** Exercise **
Repeat each entry word for word. Leave any images out of the copy.

──────────────────────────────

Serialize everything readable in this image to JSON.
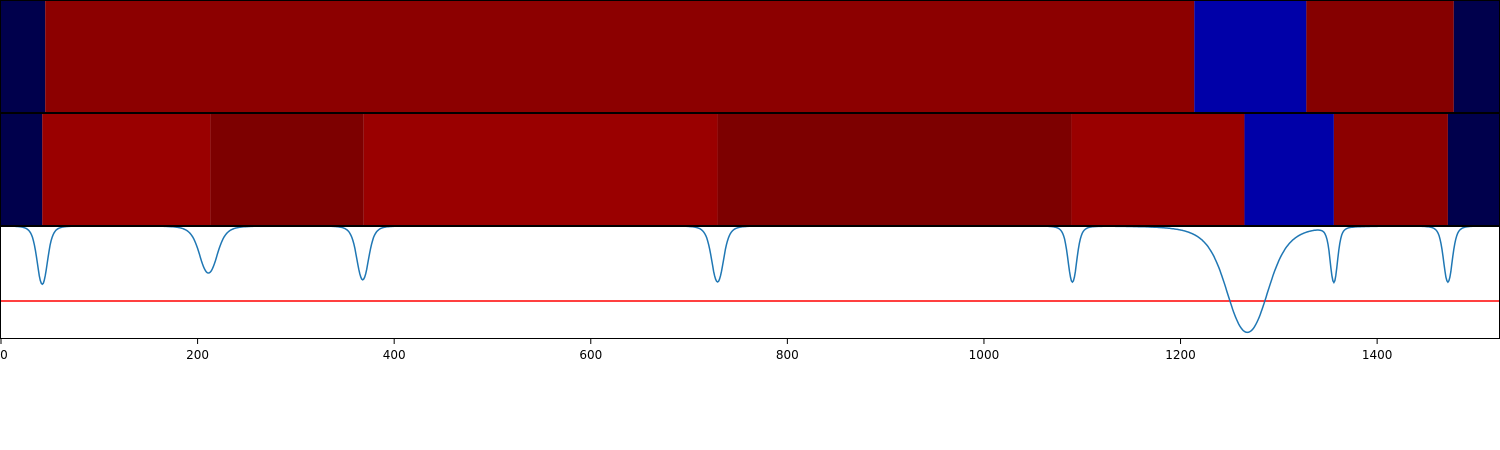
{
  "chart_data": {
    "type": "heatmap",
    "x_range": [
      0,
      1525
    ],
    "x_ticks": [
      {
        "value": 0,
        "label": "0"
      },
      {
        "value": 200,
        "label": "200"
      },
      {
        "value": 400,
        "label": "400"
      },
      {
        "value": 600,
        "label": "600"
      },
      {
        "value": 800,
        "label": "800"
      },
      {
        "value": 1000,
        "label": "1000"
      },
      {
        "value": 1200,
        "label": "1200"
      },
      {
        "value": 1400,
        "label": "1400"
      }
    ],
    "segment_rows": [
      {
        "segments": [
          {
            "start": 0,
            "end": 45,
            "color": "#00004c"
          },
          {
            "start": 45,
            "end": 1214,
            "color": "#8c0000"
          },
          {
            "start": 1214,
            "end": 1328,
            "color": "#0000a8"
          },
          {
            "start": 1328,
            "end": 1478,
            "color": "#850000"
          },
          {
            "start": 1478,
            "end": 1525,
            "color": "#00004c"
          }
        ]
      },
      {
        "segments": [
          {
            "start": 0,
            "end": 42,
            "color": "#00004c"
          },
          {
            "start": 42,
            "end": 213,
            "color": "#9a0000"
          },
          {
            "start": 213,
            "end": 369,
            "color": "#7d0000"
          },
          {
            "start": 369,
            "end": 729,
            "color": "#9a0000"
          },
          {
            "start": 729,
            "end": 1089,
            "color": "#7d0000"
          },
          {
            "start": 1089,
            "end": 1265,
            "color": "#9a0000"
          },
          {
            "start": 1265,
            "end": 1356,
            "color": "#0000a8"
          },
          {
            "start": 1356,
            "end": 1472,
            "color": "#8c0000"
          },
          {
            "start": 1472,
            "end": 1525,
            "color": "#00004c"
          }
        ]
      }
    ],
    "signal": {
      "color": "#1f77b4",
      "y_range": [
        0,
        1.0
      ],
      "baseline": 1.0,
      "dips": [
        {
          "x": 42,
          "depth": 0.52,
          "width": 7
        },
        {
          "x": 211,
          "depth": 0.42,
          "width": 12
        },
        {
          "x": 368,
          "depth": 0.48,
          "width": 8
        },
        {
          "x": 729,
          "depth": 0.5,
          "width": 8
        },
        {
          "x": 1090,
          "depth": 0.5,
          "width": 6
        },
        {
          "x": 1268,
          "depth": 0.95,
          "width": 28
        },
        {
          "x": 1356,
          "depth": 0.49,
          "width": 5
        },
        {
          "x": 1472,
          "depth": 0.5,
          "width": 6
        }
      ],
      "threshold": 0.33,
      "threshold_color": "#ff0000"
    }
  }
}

──────────────────────────────

** Task solution **
Serialize everything readable in this image to JSON.
{
  "chart_data": {
    "type": "heatmap",
    "x_range": [
      0,
      1525
    ],
    "x_ticks": [
      {
        "value": 0,
        "label": "0"
      },
      {
        "value": 200,
        "label": "200"
      },
      {
        "value": 400,
        "label": "400"
      },
      {
        "value": 600,
        "label": "600"
      },
      {
        "value": 800,
        "label": "800"
      },
      {
        "value": 1000,
        "label": "1000"
      },
      {
        "value": 1200,
        "label": "1200"
      },
      {
        "value": 1400,
        "label": "1400"
      }
    ],
    "segment_rows": [
      {
        "segments": [
          {
            "start": 0,
            "end": 45,
            "color": "#00004c"
          },
          {
            "start": 45,
            "end": 1214,
            "color": "#8c0000"
          },
          {
            "start": 1214,
            "end": 1328,
            "color": "#0000a8"
          },
          {
            "start": 1328,
            "end": 1478,
            "color": "#850000"
          },
          {
            "start": 1478,
            "end": 1525,
            "color": "#00004c"
          }
        ]
      },
      {
        "segments": [
          {
            "start": 0,
            "end": 42,
            "color": "#00004c"
          },
          {
            "start": 42,
            "end": 213,
            "color": "#9a0000"
          },
          {
            "start": 213,
            "end": 369,
            "color": "#7d0000"
          },
          {
            "start": 369,
            "end": 729,
            "color": "#9a0000"
          },
          {
            "start": 729,
            "end": 1089,
            "color": "#7d0000"
          },
          {
            "start": 1089,
            "end": 1265,
            "color": "#9a0000"
          },
          {
            "start": 1265,
            "end": 1356,
            "color": "#0000a8"
          },
          {
            "start": 1356,
            "end": 1472,
            "color": "#8c0000"
          },
          {
            "start": 1472,
            "end": 1525,
            "color": "#00004c"
          }
        ]
      }
    ],
    "signal": {
      "color": "#1f77b4",
      "y_range": [
        0,
        1.0
      ],
      "baseline": 1.0,
      "dips": [
        {
          "x": 42,
          "depth": 0.52,
          "width": 7
        },
        {
          "x": 211,
          "depth": 0.42,
          "width": 12
        },
        {
          "x": 368,
          "depth": 0.48,
          "width": 8
        },
        {
          "x": 729,
          "depth": 0.5,
          "width": 8
        },
        {
          "x": 1090,
          "depth": 0.5,
          "width": 6
        },
        {
          "x": 1268,
          "depth": 0.95,
          "width": 28
        },
        {
          "x": 1356,
          "depth": 0.49,
          "width": 5
        },
        {
          "x": 1472,
          "depth": 0.5,
          "width": 6
        }
      ],
      "threshold": 0.33,
      "threshold_color": "#ff0000"
    }
  }
}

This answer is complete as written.